**Description of the task:** Switch "bounding box" to "enclosing rectangle" throughout the entries below and give them again, leaving everything else unchanged.

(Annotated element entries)
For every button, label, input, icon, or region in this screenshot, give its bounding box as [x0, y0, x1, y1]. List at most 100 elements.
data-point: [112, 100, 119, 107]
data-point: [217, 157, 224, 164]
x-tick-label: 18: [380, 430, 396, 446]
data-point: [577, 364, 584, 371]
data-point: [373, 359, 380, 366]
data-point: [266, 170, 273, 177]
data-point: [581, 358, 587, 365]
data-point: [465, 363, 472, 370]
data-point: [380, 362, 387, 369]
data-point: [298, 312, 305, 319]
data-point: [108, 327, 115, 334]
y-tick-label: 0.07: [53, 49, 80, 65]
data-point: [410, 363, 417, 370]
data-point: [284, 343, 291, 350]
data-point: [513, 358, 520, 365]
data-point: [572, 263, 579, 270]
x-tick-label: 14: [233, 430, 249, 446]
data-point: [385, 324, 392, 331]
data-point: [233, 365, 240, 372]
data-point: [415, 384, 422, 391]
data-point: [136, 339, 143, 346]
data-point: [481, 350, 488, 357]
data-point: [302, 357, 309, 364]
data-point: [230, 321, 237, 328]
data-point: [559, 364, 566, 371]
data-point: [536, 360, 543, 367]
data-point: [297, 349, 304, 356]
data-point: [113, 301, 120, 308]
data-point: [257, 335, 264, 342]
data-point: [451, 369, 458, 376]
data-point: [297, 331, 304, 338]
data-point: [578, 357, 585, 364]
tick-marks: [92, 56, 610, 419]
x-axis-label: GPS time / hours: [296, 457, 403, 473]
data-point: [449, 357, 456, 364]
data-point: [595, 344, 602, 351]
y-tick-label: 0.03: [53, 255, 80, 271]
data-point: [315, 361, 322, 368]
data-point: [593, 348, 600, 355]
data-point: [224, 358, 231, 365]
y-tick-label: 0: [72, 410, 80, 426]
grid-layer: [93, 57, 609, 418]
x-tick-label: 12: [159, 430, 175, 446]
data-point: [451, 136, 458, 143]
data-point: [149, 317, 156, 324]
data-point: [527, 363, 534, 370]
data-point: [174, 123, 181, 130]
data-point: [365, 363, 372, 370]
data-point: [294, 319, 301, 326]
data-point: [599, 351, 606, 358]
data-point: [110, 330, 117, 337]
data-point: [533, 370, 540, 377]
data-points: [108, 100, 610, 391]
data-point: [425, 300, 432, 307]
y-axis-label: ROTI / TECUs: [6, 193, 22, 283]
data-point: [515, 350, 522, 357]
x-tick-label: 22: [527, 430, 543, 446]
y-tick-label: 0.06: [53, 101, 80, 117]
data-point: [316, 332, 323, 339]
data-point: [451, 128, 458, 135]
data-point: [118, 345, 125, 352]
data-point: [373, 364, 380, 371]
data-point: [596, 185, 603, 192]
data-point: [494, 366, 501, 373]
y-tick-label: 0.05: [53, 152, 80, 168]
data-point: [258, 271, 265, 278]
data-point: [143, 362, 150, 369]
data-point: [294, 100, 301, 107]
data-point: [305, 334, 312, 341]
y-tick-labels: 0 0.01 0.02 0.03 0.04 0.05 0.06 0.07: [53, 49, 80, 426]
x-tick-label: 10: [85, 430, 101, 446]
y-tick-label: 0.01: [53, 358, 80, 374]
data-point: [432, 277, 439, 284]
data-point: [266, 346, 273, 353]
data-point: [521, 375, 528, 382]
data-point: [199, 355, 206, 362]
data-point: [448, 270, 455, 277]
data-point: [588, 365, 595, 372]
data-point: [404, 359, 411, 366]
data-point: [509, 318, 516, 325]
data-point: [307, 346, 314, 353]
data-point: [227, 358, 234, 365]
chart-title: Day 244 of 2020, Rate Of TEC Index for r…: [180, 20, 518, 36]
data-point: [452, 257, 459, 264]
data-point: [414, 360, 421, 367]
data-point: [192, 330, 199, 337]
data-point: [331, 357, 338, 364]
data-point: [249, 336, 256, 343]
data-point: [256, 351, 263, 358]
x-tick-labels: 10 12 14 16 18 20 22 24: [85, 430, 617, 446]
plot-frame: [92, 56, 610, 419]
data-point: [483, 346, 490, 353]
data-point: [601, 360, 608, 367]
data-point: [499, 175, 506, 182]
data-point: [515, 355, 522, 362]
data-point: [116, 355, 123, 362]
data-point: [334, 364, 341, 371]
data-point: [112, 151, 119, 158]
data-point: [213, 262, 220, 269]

**Exercise output:**
For every button, label, input, icon, or region in this screenshot, give its enclosing rectangle as [x0, y0, x1, y1]. List at most 100 elements.
data-point: [112, 100, 119, 107]
data-point: [217, 157, 224, 164]
x-tick-label: 18: [380, 430, 396, 446]
data-point: [577, 364, 584, 371]
data-point: [373, 359, 380, 366]
data-point: [266, 170, 273, 177]
data-point: [581, 358, 587, 365]
data-point: [465, 363, 472, 370]
data-point: [380, 362, 387, 369]
data-point: [298, 312, 305, 319]
data-point: [108, 327, 115, 334]
y-tick-label: 0.07: [53, 49, 80, 65]
data-point: [410, 363, 417, 370]
data-point: [284, 343, 291, 350]
data-point: [513, 358, 520, 365]
data-point: [572, 263, 579, 270]
x-tick-label: 14: [233, 430, 249, 446]
data-point: [385, 324, 392, 331]
data-point: [233, 365, 240, 372]
data-point: [415, 384, 422, 391]
data-point: [136, 339, 143, 346]
data-point: [481, 350, 488, 357]
data-point: [302, 357, 309, 364]
data-point: [230, 321, 237, 328]
data-point: [559, 364, 566, 371]
data-point: [536, 360, 543, 367]
data-point: [297, 349, 304, 356]
data-point: [113, 301, 120, 308]
data-point: [257, 335, 264, 342]
data-point: [451, 369, 458, 376]
data-point: [297, 331, 304, 338]
data-point: [578, 357, 585, 364]
tick-marks: [92, 56, 610, 419]
x-axis-label: GPS time / hours: [296, 457, 403, 473]
data-point: [449, 357, 456, 364]
data-point: [595, 344, 602, 351]
y-tick-label: 0.03: [53, 255, 80, 271]
data-point: [315, 361, 322, 368]
data-point: [593, 348, 600, 355]
data-point: [224, 358, 231, 365]
y-tick-label: 0: [72, 410, 80, 426]
grid-layer: [93, 57, 609, 418]
x-tick-label: 12: [159, 430, 175, 446]
data-point: [451, 136, 458, 143]
data-point: [149, 317, 156, 324]
data-point: [527, 363, 534, 370]
data-point: [174, 123, 181, 130]
data-point: [365, 363, 372, 370]
data-point: [294, 319, 301, 326]
data-point: [599, 351, 606, 358]
data-point: [110, 330, 117, 337]
data-point: [533, 370, 540, 377]
data-points: [108, 100, 610, 391]
data-point: [425, 300, 432, 307]
y-axis-label: ROTI / TECUs: [6, 193, 22, 283]
data-point: [515, 350, 522, 357]
x-tick-label: 22: [527, 430, 543, 446]
y-tick-label: 0.06: [53, 101, 80, 117]
data-point: [316, 332, 323, 339]
data-point: [451, 128, 458, 135]
data-point: [118, 345, 125, 352]
data-point: [373, 364, 380, 371]
data-point: [596, 185, 603, 192]
data-point: [494, 366, 501, 373]
y-tick-label: 0.05: [53, 152, 80, 168]
data-point: [258, 271, 265, 278]
data-point: [143, 362, 150, 369]
data-point: [294, 100, 301, 107]
data-point: [305, 334, 312, 341]
y-tick-labels: 0 0.01 0.02 0.03 0.04 0.05 0.06 0.07: [53, 49, 80, 426]
x-tick-label: 10: [85, 430, 101, 446]
y-tick-label: 0.01: [53, 358, 80, 374]
data-point: [432, 277, 439, 284]
data-point: [266, 346, 273, 353]
data-point: [521, 375, 528, 382]
data-point: [199, 355, 206, 362]
data-point: [448, 270, 455, 277]
data-point: [588, 365, 595, 372]
data-point: [404, 359, 411, 366]
data-point: [509, 318, 516, 325]
data-point: [307, 346, 314, 353]
data-point: [227, 358, 234, 365]
chart-title: Day 244 of 2020, Rate Of TEC Index for r…: [180, 20, 518, 36]
data-point: [452, 257, 459, 264]
data-point: [414, 360, 421, 367]
data-point: [192, 330, 199, 337]
data-point: [331, 357, 338, 364]
data-point: [249, 336, 256, 343]
data-point: [256, 351, 263, 358]
x-tick-labels: 10 12 14 16 18 20 22 24: [85, 430, 617, 446]
plot-frame: [92, 56, 610, 419]
data-point: [483, 346, 490, 353]
data-point: [601, 360, 608, 367]
data-point: [499, 175, 506, 182]
data-point: [515, 355, 522, 362]
data-point: [116, 355, 123, 362]
data-point: [334, 364, 341, 371]
data-point: [112, 151, 119, 158]
data-point: [213, 262, 220, 269]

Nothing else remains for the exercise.